[Task to carry out]: Output every record word for word.

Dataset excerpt
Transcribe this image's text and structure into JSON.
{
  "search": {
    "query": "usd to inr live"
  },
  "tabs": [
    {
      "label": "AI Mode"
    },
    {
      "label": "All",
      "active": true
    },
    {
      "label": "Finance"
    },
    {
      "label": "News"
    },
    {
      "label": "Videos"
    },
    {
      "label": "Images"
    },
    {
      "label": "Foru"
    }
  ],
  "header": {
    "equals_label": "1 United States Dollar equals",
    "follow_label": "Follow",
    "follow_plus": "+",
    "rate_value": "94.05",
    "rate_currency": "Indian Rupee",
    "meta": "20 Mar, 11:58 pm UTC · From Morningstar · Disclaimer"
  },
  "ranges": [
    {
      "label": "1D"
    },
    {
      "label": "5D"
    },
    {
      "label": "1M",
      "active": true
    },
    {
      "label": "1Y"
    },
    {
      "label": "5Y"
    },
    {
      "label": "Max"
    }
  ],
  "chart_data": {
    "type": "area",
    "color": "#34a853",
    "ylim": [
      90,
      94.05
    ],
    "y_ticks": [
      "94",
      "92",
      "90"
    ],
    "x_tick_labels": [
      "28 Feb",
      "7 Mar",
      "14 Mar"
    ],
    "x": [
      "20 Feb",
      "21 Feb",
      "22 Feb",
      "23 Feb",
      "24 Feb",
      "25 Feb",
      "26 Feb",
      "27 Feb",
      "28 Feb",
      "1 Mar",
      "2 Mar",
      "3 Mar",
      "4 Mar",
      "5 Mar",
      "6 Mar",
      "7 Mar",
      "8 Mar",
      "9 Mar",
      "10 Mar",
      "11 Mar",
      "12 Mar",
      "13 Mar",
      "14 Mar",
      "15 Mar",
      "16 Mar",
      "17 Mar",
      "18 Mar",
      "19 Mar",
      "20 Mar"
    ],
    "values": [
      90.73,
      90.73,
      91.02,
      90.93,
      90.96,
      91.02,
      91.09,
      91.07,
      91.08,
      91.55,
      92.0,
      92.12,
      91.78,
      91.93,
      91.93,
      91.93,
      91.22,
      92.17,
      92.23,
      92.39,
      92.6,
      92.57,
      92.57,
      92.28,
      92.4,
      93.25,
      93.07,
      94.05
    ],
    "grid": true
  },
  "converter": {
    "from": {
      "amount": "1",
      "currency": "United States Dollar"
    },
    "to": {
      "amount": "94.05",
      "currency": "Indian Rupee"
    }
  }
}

[Exercise result]:
Transcribe this image's text and structure into JSON.
{
  "search": {
    "query": "usd to inr live"
  },
  "tabs": [
    {
      "label": "AI Mode"
    },
    {
      "label": "All",
      "active": true
    },
    {
      "label": "Finance"
    },
    {
      "label": "News"
    },
    {
      "label": "Videos"
    },
    {
      "label": "Images"
    },
    {
      "label": "Foru"
    }
  ],
  "header": {
    "equals_label": "1 United States Dollar equals",
    "follow_label": "Follow",
    "follow_plus": "+",
    "rate_value": "94.05",
    "rate_currency": "Indian Rupee",
    "meta": "20 Mar, 11:58 pm UTC · From Morningstar · Disclaimer"
  },
  "ranges": [
    {
      "label": "1D"
    },
    {
      "label": "5D"
    },
    {
      "label": "1M",
      "active": true
    },
    {
      "label": "1Y"
    },
    {
      "label": "5Y"
    },
    {
      "label": "Max"
    }
  ],
  "chart_data": {
    "type": "area",
    "color": "#34a853",
    "ylim": [
      90,
      94.05
    ],
    "y_ticks": [
      "94",
      "92",
      "90"
    ],
    "x_tick_labels": [
      "28 Feb",
      "7 Mar",
      "14 Mar"
    ],
    "x": [
      "20 Feb",
      "21 Feb",
      "22 Feb",
      "23 Feb",
      "24 Feb",
      "25 Feb",
      "26 Feb",
      "27 Feb",
      "28 Feb",
      "1 Mar",
      "2 Mar",
      "3 Mar",
      "4 Mar",
      "5 Mar",
      "6 Mar",
      "7 Mar",
      "8 Mar",
      "9 Mar",
      "10 Mar",
      "11 Mar",
      "12 Mar",
      "13 Mar",
      "14 Mar",
      "15 Mar",
      "16 Mar",
      "17 Mar",
      "18 Mar",
      "19 Mar",
      "20 Mar"
    ],
    "values": [
      90.73,
      90.73,
      91.02,
      90.93,
      90.96,
      91.02,
      91.09,
      91.07,
      91.08,
      91.55,
      92.0,
      92.12,
      91.78,
      91.93,
      91.93,
      91.93,
      91.22,
      92.17,
      92.23,
      92.39,
      92.6,
      92.57,
      92.57,
      92.28,
      92.4,
      93.25,
      93.07,
      94.05
    ],
    "grid": true
  },
  "converter": {
    "from": {
      "amount": "1",
      "currency": "United States Dollar"
    },
    "to": {
      "amount": "94.05",
      "currency": "Indian Rupee"
    }
  }
}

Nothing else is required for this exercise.